### Written exercise
Scan the material for the word "Peak", and copy each line where it shows up.

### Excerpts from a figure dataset
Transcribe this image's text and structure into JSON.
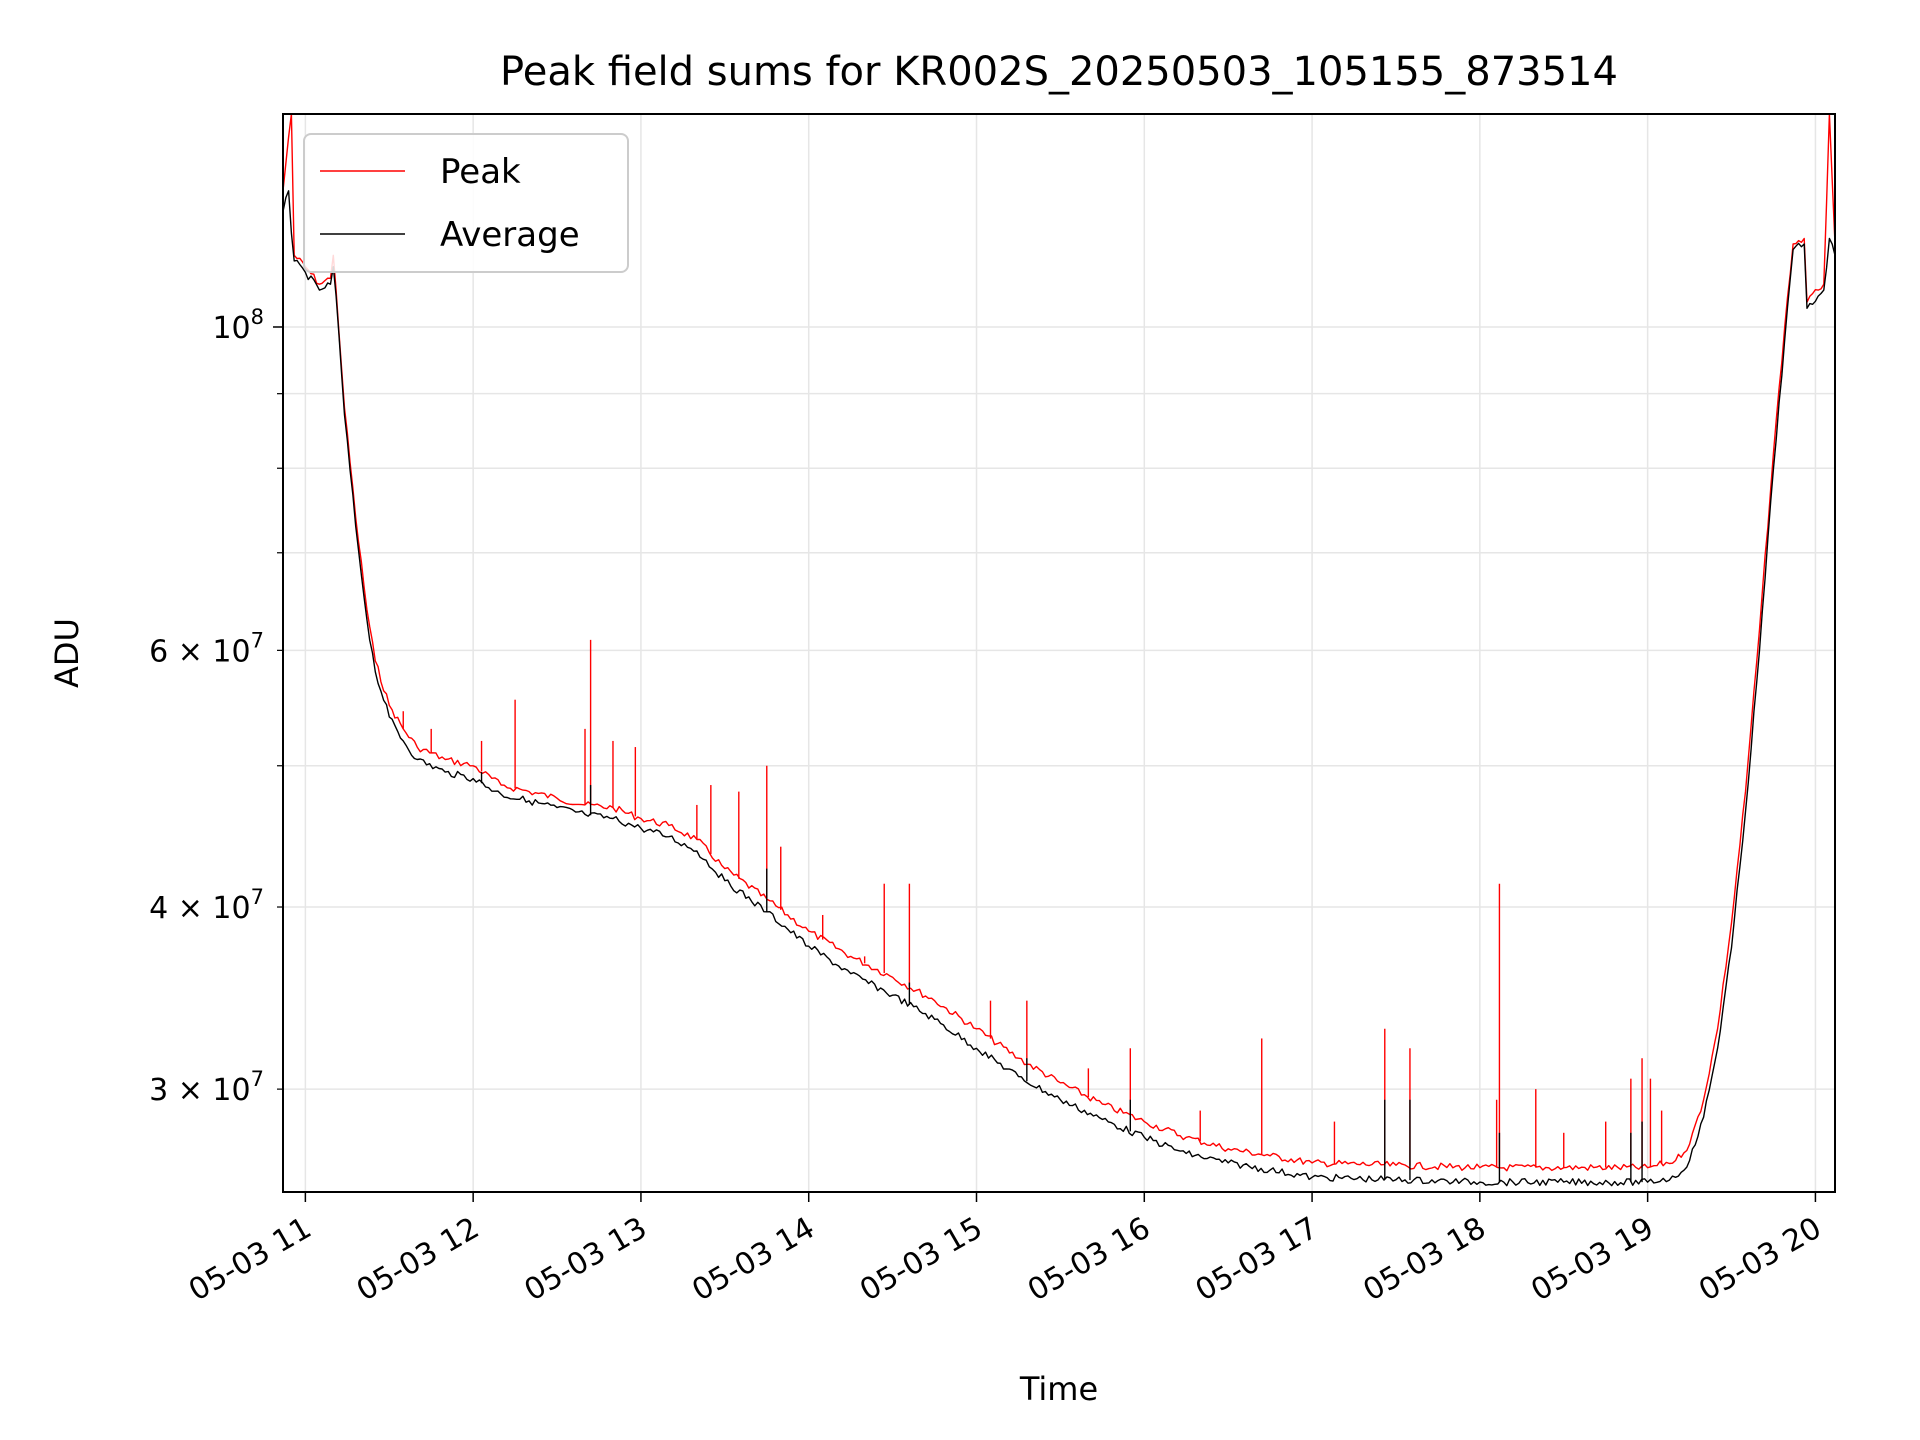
{
  "chart_data": {
    "type": "line",
    "title": "Peak field sums for KR002S_20250503_105155_873514",
    "xlabel": "Time",
    "ylabel": "ADU",
    "x_scale": "time",
    "y_scale": "log",
    "xlim": [
      "2025-05-03T10:52",
      "2025-05-03T20:07"
    ],
    "ylim": [
      25500000,
      140000000
    ],
    "grid": true,
    "legend_position": "upper-left",
    "x_tick_labels": [
      "05-03 11",
      "05-03 12",
      "05-03 13",
      "05-03 14",
      "05-03 15",
      "05-03 16",
      "05-03 17",
      "05-03 18",
      "05-03 19",
      "05-03 20"
    ],
    "x_ticks": [
      "2025-05-03T11:00",
      "2025-05-03T12:00",
      "2025-05-03T13:00",
      "2025-05-03T14:00",
      "2025-05-03T15:00",
      "2025-05-03T16:00",
      "2025-05-03T17:00",
      "2025-05-03T18:00",
      "2025-05-03T19:00",
      "2025-05-03T20:00"
    ],
    "y_major_ticks": [
      {
        "value": 100000000,
        "base": "10",
        "exp": "8"
      }
    ],
    "y_minor_ticks": [
      {
        "value": 30000000,
        "mant": "3",
        "exp": "7"
      },
      {
        "value": 40000000,
        "mant": "4",
        "exp": "7"
      },
      {
        "value": 50000000,
        "mant": "",
        "exp": ""
      },
      {
        "value": 60000000,
        "mant": "6",
        "exp": "7"
      },
      {
        "value": 70000000,
        "mant": "",
        "exp": ""
      },
      {
        "value": 80000000,
        "mant": "",
        "exp": ""
      },
      {
        "value": 90000000,
        "mant": "",
        "exp": ""
      }
    ],
    "series": [
      {
        "name": "Peak",
        "color": "#ff0000",
        "points": [
          [
            "2025-05-03T10:52",
            124000000
          ],
          [
            "2025-05-03T10:54",
            135000000
          ],
          [
            "2025-05-03T10:55",
            140000000
          ],
          [
            "2025-05-03T10:56",
            112000000
          ],
          [
            "2025-05-03T11:00",
            110000000
          ],
          [
            "2025-05-03T11:05",
            107000000
          ],
          [
            "2025-05-03T11:09",
            108000000
          ],
          [
            "2025-05-03T11:10",
            112000000
          ],
          [
            "2025-05-03T11:11",
            106000000
          ],
          [
            "2025-05-03T11:14",
            88000000
          ],
          [
            "2025-05-03T11:18",
            74000000
          ],
          [
            "2025-05-03T11:22",
            64000000
          ],
          [
            "2025-05-03T11:25",
            59000000
          ],
          [
            "2025-05-03T11:30",
            55000000
          ],
          [
            "2025-05-03T11:35",
            53000000
          ],
          [
            "2025-05-03T11:40",
            51500000
          ],
          [
            "2025-05-03T11:50",
            50500000
          ],
          [
            "2025-05-03T12:00",
            50000000
          ],
          [
            "2025-05-03T12:10",
            48500000
          ],
          [
            "2025-05-03T12:20",
            48000000
          ],
          [
            "2025-05-03T12:30",
            47500000
          ],
          [
            "2025-05-03T12:40",
            47000000
          ],
          [
            "2025-05-03T12:50",
            46800000
          ],
          [
            "2025-05-03T13:00",
            46000000
          ],
          [
            "2025-05-03T13:10",
            45500000
          ],
          [
            "2025-05-03T13:20",
            44500000
          ],
          [
            "2025-05-03T13:30",
            42500000
          ],
          [
            "2025-05-03T13:45",
            40500000
          ],
          [
            "2025-05-03T14:00",
            38500000
          ],
          [
            "2025-05-03T14:15",
            37000000
          ],
          [
            "2025-05-03T14:30",
            35800000
          ],
          [
            "2025-05-03T14:45",
            34500000
          ],
          [
            "2025-05-03T15:00",
            33000000
          ],
          [
            "2025-05-03T15:15",
            31500000
          ],
          [
            "2025-05-03T15:30",
            30300000
          ],
          [
            "2025-05-03T15:45",
            29300000
          ],
          [
            "2025-05-03T16:00",
            28500000
          ],
          [
            "2025-05-03T16:15",
            27800000
          ],
          [
            "2025-05-03T16:30",
            27300000
          ],
          [
            "2025-05-03T16:45",
            27000000
          ],
          [
            "2025-05-03T17:00",
            26700000
          ],
          [
            "2025-05-03T17:30",
            26600000
          ],
          [
            "2025-05-03T18:00",
            26500000
          ],
          [
            "2025-05-03T18:30",
            26500000
          ],
          [
            "2025-05-03T19:00",
            26500000
          ],
          [
            "2025-05-03T19:10",
            26800000
          ],
          [
            "2025-05-03T19:15",
            27500000
          ],
          [
            "2025-05-03T19:20",
            29500000
          ],
          [
            "2025-05-03T19:25",
            33000000
          ],
          [
            "2025-05-03T19:30",
            39000000
          ],
          [
            "2025-05-03T19:35",
            48000000
          ],
          [
            "2025-05-03T19:40",
            62000000
          ],
          [
            "2025-05-03T19:45",
            82000000
          ],
          [
            "2025-05-03T19:49",
            100000000
          ],
          [
            "2025-05-03T19:52",
            114000000
          ],
          [
            "2025-05-03T19:56",
            115000000
          ],
          [
            "2025-05-03T19:57",
            104000000
          ],
          [
            "2025-05-03T20:01",
            106000000
          ],
          [
            "2025-05-03T20:03",
            107000000
          ],
          [
            "2025-05-03T20:05",
            140000000
          ],
          [
            "2025-05-03T20:07",
            114000000
          ]
        ],
        "spikes": [
          [
            "2025-05-03T11:35",
            54500000
          ],
          [
            "2025-05-03T11:45",
            53000000
          ],
          [
            "2025-05-03T12:03",
            52000000
          ],
          [
            "2025-05-03T12:15",
            55500000
          ],
          [
            "2025-05-03T12:40",
            53000000
          ],
          [
            "2025-05-03T12:42",
            61000000
          ],
          [
            "2025-05-03T12:50",
            52000000
          ],
          [
            "2025-05-03T12:58",
            51500000
          ],
          [
            "2025-05-03T13:20",
            47000000
          ],
          [
            "2025-05-03T13:25",
            48500000
          ],
          [
            "2025-05-03T13:35",
            48000000
          ],
          [
            "2025-05-03T13:45",
            50000000
          ],
          [
            "2025-05-03T13:50",
            44000000
          ],
          [
            "2025-05-03T14:05",
            39500000
          ],
          [
            "2025-05-03T14:20",
            37000000
          ],
          [
            "2025-05-03T14:27",
            41500000
          ],
          [
            "2025-05-03T14:36",
            41500000
          ],
          [
            "2025-05-03T15:05",
            34500000
          ],
          [
            "2025-05-03T15:18",
            34500000
          ],
          [
            "2025-05-03T15:40",
            31000000
          ],
          [
            "2025-05-03T15:55",
            32000000
          ],
          [
            "2025-05-03T16:20",
            29000000
          ],
          [
            "2025-05-03T16:42",
            32500000
          ],
          [
            "2025-05-03T17:08",
            28500000
          ],
          [
            "2025-05-03T17:26",
            33000000
          ],
          [
            "2025-05-03T17:35",
            32000000
          ],
          [
            "2025-05-03T18:06",
            29500000
          ],
          [
            "2025-05-03T18:07",
            41500000
          ],
          [
            "2025-05-03T18:20",
            30000000
          ],
          [
            "2025-05-03T18:30",
            28000000
          ],
          [
            "2025-05-03T18:45",
            28500000
          ],
          [
            "2025-05-03T18:54",
            30500000
          ],
          [
            "2025-05-03T18:58",
            31500000
          ],
          [
            "2025-05-03T19:01",
            30500000
          ],
          [
            "2025-05-03T19:05",
            29000000
          ]
        ]
      },
      {
        "name": "Average",
        "color": "#000000",
        "points": [
          [
            "2025-05-03T10:52",
            120000000
          ],
          [
            "2025-05-03T10:54",
            124000000
          ],
          [
            "2025-05-03T10:55",
            116000000
          ],
          [
            "2025-05-03T10:56",
            111000000
          ],
          [
            "2025-05-03T11:00",
            109000000
          ],
          [
            "2025-05-03T11:05",
            106000000
          ],
          [
            "2025-05-03T11:09",
            107000000
          ],
          [
            "2025-05-03T11:10",
            110000000
          ],
          [
            "2025-05-03T11:11",
            105000000
          ],
          [
            "2025-05-03T11:14",
            87000000
          ],
          [
            "2025-05-03T11:18",
            73000000
          ],
          [
            "2025-05-03T11:22",
            63000000
          ],
          [
            "2025-05-03T11:25",
            58000000
          ],
          [
            "2025-05-03T11:30",
            54000000
          ],
          [
            "2025-05-03T11:35",
            52000000
          ],
          [
            "2025-05-03T11:40",
            50500000
          ],
          [
            "2025-05-03T11:50",
            49500000
          ],
          [
            "2025-05-03T12:00",
            49000000
          ],
          [
            "2025-05-03T12:10",
            47800000
          ],
          [
            "2025-05-03T12:20",
            47300000
          ],
          [
            "2025-05-03T12:30",
            46800000
          ],
          [
            "2025-05-03T12:40",
            46300000
          ],
          [
            "2025-05-03T12:50",
            46000000
          ],
          [
            "2025-05-03T13:00",
            45300000
          ],
          [
            "2025-05-03T13:10",
            44700000
          ],
          [
            "2025-05-03T13:20",
            43700000
          ],
          [
            "2025-05-03T13:30",
            41700000
          ],
          [
            "2025-05-03T13:45",
            39700000
          ],
          [
            "2025-05-03T14:00",
            37600000
          ],
          [
            "2025-05-03T14:15",
            36000000
          ],
          [
            "2025-05-03T14:30",
            34800000
          ],
          [
            "2025-05-03T14:45",
            33500000
          ],
          [
            "2025-05-03T15:00",
            32000000
          ],
          [
            "2025-05-03T15:15",
            30600000
          ],
          [
            "2025-05-03T15:30",
            29500000
          ],
          [
            "2025-05-03T15:45",
            28600000
          ],
          [
            "2025-05-03T16:00",
            27800000
          ],
          [
            "2025-05-03T16:15",
            27100000
          ],
          [
            "2025-05-03T16:30",
            26700000
          ],
          [
            "2025-05-03T16:45",
            26400000
          ],
          [
            "2025-05-03T17:00",
            26100000
          ],
          [
            "2025-05-03T17:30",
            26000000
          ],
          [
            "2025-05-03T18:00",
            25900000
          ],
          [
            "2025-05-03T18:30",
            25900000
          ],
          [
            "2025-05-03T19:00",
            25900000
          ],
          [
            "2025-05-03T19:10",
            26100000
          ],
          [
            "2025-05-03T19:15",
            26800000
          ],
          [
            "2025-05-03T19:20",
            28700000
          ],
          [
            "2025-05-03T19:25",
            32000000
          ],
          [
            "2025-05-03T19:30",
            37500000
          ],
          [
            "2025-05-03T19:35",
            46500000
          ],
          [
            "2025-05-03T19:40",
            60000000
          ],
          [
            "2025-05-03T19:45",
            80000000
          ],
          [
            "2025-05-03T19:49",
            98000000
          ],
          [
            "2025-05-03T19:52",
            113000000
          ],
          [
            "2025-05-03T19:56",
            114000000
          ],
          [
            "2025-05-03T19:57",
            103000000
          ],
          [
            "2025-05-03T20:01",
            105000000
          ],
          [
            "2025-05-03T20:03",
            106000000
          ],
          [
            "2025-05-03T20:05",
            115000000
          ],
          [
            "2025-05-03T20:07",
            112000000
          ]
        ],
        "spikes": [
          [
            "2025-05-03T12:03",
            49500000
          ],
          [
            "2025-05-03T12:42",
            48500000
          ],
          [
            "2025-05-03T13:45",
            42500000
          ],
          [
            "2025-05-03T14:36",
            35500000
          ],
          [
            "2025-05-03T15:18",
            31500000
          ],
          [
            "2025-05-03T15:55",
            29500000
          ],
          [
            "2025-05-03T17:26",
            29500000
          ],
          [
            "2025-05-03T17:35",
            29500000
          ],
          [
            "2025-05-03T18:07",
            28000000
          ],
          [
            "2025-05-03T18:54",
            28000000
          ],
          [
            "2025-05-03T18:58",
            28500000
          ]
        ]
      }
    ]
  }
}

### Finished task
    "title": "Peak field sums for KR002S_20250503_105155_873514",
        "name": "Peak",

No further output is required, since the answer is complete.